Annotated element listings

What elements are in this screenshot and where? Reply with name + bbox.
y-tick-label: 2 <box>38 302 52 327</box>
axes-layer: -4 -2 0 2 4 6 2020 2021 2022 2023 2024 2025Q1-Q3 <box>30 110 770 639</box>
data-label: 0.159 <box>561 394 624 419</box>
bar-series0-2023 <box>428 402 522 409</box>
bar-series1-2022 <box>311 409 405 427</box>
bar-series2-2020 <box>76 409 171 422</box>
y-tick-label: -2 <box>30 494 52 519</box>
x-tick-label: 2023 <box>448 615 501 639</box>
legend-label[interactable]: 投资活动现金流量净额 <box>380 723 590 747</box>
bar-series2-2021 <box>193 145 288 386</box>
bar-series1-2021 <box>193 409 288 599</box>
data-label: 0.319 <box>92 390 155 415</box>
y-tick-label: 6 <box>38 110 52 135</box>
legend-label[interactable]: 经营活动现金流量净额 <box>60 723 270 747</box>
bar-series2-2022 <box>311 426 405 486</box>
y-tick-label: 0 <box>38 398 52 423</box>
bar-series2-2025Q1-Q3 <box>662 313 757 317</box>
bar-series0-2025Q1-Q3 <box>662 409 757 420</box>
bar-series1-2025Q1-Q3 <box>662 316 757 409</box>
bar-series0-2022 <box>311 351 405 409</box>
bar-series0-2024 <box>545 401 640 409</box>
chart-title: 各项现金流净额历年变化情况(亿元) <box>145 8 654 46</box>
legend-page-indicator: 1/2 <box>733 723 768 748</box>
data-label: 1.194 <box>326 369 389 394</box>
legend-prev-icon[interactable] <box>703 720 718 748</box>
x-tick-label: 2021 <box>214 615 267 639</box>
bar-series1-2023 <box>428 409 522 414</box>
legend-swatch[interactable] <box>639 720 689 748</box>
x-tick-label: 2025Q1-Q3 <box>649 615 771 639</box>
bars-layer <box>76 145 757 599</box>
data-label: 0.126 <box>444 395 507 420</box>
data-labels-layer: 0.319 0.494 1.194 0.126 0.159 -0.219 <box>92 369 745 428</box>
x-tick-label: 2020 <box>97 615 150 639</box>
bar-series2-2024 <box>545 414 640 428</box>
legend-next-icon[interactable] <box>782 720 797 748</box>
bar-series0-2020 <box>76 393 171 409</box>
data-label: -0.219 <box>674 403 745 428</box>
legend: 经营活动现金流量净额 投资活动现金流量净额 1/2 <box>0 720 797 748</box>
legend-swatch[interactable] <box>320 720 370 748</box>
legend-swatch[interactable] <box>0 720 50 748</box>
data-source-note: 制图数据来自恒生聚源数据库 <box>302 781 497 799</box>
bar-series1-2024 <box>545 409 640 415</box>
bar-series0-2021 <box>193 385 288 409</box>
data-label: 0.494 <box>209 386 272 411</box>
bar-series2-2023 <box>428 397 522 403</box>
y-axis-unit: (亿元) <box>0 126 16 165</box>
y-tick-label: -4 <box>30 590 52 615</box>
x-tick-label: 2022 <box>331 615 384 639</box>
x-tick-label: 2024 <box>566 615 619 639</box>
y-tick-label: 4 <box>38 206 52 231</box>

| Stated goal |
Reproduce the data word for word, from its first line through the line containing "bar-series2-2023 <box>428 397 522 403</box>", including both of these lines.

| Correct answer |
What elements are in this screenshot and where? Reply with name + bbox.
y-tick-label: 2 <box>38 302 52 327</box>
axes-layer: -4 -2 0 2 4 6 2020 2021 2022 2023 2024 2025Q1-Q3 <box>30 110 770 639</box>
data-label: 0.159 <box>561 394 624 419</box>
bar-series0-2023 <box>428 402 522 409</box>
bar-series1-2022 <box>311 409 405 427</box>
bar-series2-2020 <box>76 409 171 422</box>
y-tick-label: -2 <box>30 494 52 519</box>
x-tick-label: 2023 <box>448 615 501 639</box>
legend-label[interactable]: 投资活动现金流量净额 <box>380 723 590 747</box>
bar-series2-2021 <box>193 145 288 386</box>
bar-series1-2021 <box>193 409 288 599</box>
data-label: 0.319 <box>92 390 155 415</box>
y-tick-label: 6 <box>38 110 52 135</box>
legend-label[interactable]: 经营活动现金流量净额 <box>60 723 270 747</box>
bar-series2-2022 <box>311 426 405 486</box>
y-tick-label: 0 <box>38 398 52 423</box>
bar-series2-2025Q1-Q3 <box>662 313 757 317</box>
bar-series0-2025Q1-Q3 <box>662 409 757 420</box>
bar-series1-2025Q1-Q3 <box>662 316 757 409</box>
bar-series0-2022 <box>311 351 405 409</box>
bar-series0-2024 <box>545 401 640 409</box>
chart-title: 各项现金流净额历年变化情况(亿元) <box>145 8 654 46</box>
legend-page-indicator: 1/2 <box>733 723 768 748</box>
data-label: 1.194 <box>326 369 389 394</box>
legend-prev-icon[interactable] <box>703 720 718 748</box>
x-tick-label: 2021 <box>214 615 267 639</box>
bar-series1-2023 <box>428 409 522 414</box>
legend-swatch[interactable] <box>639 720 689 748</box>
x-tick-label: 2025Q1-Q3 <box>649 615 771 639</box>
bars-layer <box>76 145 757 599</box>
data-label: 0.126 <box>444 395 507 420</box>
data-labels-layer: 0.319 0.494 1.194 0.126 0.159 -0.219 <box>92 369 745 428</box>
x-tick-label: 2020 <box>97 615 150 639</box>
bar-series2-2024 <box>545 414 640 428</box>
legend-next-icon[interactable] <box>782 720 797 748</box>
bar-series0-2020 <box>76 393 171 409</box>
data-label: -0.219 <box>674 403 745 428</box>
legend: 经营活动现金流量净额 投资活动现金流量净额 1/2 <box>0 720 797 748</box>
legend-swatch[interactable] <box>320 720 370 748</box>
legend-swatch[interactable] <box>0 720 50 748</box>
data-source-note: 制图数据来自恒生聚源数据库 <box>302 781 497 799</box>
bar-series1-2024 <box>545 409 640 415</box>
bar-series0-2021 <box>193 385 288 409</box>
data-label: 0.494 <box>209 386 272 411</box>
bar-series2-2023 <box>428 397 522 403</box>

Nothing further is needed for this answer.